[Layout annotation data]
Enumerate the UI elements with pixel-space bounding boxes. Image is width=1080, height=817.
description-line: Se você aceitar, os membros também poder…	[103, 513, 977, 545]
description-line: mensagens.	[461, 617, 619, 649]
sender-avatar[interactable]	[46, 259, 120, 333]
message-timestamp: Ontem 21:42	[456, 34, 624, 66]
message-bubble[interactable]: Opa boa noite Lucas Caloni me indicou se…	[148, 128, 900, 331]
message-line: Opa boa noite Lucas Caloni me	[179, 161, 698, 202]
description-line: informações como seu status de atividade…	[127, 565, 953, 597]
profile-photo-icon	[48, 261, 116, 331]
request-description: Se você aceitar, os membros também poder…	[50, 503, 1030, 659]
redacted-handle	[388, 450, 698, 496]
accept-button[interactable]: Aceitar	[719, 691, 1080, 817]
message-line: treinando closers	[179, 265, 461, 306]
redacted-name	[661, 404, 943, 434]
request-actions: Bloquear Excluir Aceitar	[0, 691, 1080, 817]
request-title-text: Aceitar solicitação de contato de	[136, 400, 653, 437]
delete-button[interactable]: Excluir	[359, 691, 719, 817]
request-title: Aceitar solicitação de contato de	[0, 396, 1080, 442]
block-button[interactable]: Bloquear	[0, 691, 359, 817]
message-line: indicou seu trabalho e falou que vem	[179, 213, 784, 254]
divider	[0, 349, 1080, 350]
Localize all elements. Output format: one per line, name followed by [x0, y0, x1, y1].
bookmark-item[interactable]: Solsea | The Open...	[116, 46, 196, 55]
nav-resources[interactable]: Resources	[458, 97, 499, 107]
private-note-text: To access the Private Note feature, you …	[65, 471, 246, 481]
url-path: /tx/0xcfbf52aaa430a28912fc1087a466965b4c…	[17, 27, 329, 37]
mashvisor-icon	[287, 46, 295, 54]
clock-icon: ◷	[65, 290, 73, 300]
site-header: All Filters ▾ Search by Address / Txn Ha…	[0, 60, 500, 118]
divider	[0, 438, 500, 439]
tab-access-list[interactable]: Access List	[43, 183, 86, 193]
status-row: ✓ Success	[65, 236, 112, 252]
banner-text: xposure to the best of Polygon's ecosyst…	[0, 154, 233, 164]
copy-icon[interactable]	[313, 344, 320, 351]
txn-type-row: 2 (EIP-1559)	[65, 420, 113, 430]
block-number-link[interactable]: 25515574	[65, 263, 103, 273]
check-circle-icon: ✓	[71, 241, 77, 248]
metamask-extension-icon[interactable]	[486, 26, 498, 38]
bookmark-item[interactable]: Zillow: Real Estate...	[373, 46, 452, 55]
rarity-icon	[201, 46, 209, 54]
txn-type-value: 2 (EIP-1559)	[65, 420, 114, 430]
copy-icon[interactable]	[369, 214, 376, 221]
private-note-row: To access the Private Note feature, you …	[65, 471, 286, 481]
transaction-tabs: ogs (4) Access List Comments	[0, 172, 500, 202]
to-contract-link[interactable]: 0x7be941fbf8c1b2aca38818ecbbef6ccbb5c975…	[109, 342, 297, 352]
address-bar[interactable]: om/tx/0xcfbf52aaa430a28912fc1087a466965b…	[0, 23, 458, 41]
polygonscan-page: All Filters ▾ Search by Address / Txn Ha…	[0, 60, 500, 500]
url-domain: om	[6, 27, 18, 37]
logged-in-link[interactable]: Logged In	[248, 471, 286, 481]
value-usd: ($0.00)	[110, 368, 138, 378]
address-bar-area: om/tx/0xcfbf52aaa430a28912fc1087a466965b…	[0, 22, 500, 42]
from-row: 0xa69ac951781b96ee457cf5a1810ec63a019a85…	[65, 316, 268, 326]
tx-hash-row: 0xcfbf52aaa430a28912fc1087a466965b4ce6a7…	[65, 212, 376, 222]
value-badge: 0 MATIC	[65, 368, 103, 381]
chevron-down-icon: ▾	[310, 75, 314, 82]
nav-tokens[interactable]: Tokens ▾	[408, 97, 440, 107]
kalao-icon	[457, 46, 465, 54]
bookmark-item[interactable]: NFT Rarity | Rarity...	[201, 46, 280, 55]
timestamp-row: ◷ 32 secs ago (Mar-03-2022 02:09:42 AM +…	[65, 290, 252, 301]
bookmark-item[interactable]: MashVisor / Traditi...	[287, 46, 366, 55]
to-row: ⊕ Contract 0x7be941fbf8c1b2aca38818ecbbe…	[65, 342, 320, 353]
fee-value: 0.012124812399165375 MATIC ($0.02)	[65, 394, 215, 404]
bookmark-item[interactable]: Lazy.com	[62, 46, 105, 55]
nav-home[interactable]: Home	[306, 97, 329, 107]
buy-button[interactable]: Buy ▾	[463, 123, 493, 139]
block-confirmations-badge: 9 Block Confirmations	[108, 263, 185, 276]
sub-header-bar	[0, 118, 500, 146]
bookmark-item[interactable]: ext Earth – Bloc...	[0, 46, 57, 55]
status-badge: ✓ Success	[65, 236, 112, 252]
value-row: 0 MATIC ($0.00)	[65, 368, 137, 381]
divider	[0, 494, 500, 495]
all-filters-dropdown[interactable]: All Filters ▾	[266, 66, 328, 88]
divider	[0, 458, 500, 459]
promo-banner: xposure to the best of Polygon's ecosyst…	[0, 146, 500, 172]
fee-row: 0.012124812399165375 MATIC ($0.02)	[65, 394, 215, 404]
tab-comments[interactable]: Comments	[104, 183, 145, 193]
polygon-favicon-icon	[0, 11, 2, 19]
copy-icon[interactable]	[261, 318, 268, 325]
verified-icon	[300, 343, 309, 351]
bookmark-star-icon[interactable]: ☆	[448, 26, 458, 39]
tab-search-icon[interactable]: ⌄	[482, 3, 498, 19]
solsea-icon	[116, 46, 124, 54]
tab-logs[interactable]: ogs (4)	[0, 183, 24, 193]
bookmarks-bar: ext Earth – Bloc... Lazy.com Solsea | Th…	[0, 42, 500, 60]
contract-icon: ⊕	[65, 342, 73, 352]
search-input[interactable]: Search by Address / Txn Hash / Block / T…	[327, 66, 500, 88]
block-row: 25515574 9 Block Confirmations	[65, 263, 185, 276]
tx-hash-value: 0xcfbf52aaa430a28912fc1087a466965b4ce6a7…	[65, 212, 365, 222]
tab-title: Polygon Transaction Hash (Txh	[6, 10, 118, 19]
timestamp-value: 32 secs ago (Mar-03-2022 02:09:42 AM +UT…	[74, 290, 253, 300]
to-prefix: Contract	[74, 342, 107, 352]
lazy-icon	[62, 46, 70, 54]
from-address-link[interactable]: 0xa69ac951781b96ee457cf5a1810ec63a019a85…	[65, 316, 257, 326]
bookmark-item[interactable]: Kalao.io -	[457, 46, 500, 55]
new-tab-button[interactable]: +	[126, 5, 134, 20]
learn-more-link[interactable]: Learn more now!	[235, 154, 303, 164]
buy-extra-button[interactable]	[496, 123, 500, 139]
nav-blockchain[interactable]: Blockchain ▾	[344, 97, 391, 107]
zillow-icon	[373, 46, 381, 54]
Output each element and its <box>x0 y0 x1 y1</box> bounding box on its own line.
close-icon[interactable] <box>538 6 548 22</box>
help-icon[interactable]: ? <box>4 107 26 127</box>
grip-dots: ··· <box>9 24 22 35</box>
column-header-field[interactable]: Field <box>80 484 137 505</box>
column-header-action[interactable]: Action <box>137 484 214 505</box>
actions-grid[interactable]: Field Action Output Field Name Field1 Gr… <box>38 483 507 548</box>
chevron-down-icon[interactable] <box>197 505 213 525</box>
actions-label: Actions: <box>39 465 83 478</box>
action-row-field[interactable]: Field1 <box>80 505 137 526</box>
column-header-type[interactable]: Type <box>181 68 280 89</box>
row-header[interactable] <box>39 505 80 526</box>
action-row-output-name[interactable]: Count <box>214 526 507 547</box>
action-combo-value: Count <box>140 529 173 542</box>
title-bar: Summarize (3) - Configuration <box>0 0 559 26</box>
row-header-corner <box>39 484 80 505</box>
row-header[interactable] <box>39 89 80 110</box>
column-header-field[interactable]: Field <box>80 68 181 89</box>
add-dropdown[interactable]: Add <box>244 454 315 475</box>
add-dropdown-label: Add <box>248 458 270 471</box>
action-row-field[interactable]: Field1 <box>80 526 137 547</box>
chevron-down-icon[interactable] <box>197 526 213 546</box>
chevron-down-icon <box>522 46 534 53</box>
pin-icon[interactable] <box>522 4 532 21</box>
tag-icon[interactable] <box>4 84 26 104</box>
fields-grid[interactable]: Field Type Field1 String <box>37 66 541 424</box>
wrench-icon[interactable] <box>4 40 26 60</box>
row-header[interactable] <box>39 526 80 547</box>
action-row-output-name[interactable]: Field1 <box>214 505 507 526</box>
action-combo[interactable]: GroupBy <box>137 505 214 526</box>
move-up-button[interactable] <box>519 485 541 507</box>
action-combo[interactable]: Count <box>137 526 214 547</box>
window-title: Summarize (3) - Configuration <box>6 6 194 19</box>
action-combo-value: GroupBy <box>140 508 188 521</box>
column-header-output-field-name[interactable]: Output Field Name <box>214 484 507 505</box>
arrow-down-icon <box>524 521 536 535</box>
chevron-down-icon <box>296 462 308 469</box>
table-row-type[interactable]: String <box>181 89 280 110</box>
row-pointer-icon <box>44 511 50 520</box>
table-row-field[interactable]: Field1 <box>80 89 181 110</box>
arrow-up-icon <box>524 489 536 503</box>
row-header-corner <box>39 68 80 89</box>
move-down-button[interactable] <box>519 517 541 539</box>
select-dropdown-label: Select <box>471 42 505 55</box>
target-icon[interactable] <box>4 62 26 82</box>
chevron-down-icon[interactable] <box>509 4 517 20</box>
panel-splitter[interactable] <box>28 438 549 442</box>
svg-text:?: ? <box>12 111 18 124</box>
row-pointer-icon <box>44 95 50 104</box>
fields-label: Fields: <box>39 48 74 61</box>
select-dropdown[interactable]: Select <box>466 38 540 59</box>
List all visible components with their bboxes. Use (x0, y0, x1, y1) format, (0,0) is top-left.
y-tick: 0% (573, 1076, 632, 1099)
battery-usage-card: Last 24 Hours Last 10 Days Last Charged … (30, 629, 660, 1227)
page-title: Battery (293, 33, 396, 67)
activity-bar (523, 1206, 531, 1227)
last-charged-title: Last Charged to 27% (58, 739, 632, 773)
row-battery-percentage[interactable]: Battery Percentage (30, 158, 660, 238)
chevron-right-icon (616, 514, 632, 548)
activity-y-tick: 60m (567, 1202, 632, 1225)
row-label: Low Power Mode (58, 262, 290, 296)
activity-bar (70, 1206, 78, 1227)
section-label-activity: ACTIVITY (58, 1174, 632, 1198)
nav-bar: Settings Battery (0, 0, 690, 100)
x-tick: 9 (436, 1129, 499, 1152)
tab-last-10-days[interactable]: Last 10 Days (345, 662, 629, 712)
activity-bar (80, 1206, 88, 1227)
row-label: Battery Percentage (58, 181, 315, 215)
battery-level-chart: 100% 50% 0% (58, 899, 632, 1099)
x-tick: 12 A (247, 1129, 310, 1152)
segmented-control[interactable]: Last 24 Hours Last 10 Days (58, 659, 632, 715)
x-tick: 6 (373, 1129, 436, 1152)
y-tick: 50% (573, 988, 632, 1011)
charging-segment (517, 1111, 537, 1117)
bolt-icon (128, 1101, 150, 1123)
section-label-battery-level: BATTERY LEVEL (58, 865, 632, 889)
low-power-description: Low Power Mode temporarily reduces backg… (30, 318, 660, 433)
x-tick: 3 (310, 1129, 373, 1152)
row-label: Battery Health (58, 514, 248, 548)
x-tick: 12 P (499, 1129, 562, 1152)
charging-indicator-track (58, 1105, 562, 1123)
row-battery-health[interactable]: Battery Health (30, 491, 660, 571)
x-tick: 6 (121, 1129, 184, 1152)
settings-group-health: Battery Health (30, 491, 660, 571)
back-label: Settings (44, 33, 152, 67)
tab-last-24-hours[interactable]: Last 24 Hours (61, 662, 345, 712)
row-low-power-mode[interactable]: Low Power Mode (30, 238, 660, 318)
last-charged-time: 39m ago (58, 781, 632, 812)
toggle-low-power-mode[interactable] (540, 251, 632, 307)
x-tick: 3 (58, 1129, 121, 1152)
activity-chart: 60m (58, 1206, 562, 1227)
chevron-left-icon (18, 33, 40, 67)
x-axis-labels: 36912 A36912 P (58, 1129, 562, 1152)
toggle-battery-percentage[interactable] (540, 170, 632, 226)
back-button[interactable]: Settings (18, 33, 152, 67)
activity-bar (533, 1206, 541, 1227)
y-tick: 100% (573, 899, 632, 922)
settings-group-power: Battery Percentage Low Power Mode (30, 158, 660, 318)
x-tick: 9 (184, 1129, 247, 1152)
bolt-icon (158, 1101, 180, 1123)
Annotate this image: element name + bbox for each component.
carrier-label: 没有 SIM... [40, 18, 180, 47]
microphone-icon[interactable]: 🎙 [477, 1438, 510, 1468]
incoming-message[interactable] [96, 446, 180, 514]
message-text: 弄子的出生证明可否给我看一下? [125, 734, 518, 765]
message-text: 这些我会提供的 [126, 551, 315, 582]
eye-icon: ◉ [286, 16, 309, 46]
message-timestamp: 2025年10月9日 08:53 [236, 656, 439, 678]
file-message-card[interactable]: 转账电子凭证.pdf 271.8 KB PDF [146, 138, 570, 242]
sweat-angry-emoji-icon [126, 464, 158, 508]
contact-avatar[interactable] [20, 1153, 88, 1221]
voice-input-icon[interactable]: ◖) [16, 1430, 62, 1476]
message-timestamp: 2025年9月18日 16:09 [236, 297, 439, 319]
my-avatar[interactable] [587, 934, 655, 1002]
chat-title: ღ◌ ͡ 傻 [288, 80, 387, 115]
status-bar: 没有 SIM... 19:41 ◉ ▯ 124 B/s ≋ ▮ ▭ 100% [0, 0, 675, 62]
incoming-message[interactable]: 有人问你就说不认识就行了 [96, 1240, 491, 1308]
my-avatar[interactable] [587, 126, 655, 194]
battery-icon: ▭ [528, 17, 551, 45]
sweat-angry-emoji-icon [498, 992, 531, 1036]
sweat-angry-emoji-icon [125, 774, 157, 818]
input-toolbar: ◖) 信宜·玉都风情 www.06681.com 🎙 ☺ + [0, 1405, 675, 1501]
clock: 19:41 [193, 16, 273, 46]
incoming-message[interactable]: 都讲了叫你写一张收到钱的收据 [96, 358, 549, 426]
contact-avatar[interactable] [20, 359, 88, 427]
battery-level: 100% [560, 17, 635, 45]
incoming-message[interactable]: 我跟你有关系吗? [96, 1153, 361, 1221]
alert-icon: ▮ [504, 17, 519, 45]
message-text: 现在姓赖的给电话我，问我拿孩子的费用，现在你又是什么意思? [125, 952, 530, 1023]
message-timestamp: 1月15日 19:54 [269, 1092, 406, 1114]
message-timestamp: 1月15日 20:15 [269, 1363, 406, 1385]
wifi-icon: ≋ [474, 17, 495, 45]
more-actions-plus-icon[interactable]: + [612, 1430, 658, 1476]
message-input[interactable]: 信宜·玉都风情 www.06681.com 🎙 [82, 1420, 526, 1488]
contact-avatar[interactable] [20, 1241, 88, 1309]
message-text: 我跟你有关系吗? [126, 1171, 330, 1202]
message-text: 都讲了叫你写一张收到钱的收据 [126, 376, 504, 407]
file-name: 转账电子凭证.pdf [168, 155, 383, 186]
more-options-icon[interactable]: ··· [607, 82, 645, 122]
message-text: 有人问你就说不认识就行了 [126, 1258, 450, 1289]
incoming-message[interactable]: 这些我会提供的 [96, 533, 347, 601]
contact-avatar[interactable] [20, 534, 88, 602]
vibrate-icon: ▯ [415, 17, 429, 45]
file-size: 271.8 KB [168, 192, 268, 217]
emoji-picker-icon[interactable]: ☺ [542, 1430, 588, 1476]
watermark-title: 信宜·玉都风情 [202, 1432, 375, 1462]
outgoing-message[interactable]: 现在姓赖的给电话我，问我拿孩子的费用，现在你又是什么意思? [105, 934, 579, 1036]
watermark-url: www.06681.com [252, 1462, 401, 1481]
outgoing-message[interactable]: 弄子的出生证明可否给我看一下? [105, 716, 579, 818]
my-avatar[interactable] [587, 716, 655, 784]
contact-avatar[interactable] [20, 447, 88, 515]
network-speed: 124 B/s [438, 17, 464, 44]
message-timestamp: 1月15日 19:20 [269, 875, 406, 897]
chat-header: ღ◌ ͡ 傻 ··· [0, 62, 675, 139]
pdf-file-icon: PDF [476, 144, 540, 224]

**Short problem**
Put everything from the start of the records down to the line containing "259, 120, 333]" into a Markdown table with the columns Row and Line, numbering each row and skipping blank lines.

**Expected answer**
| Row | Line |
|---|---|
| 1 | Enumerate the UI elements with pixel-space bounding boxes. Image is width=1080, height=817. |
| 2 | description-line: Se você aceitar, os membros também poder…	[103, 513, 977, 545] |
| 3 | description-line: mensagens.	[461, 617, 619, 649] |
| 4 | sender-avatar[interactable]	[46, 259, 120, 333] |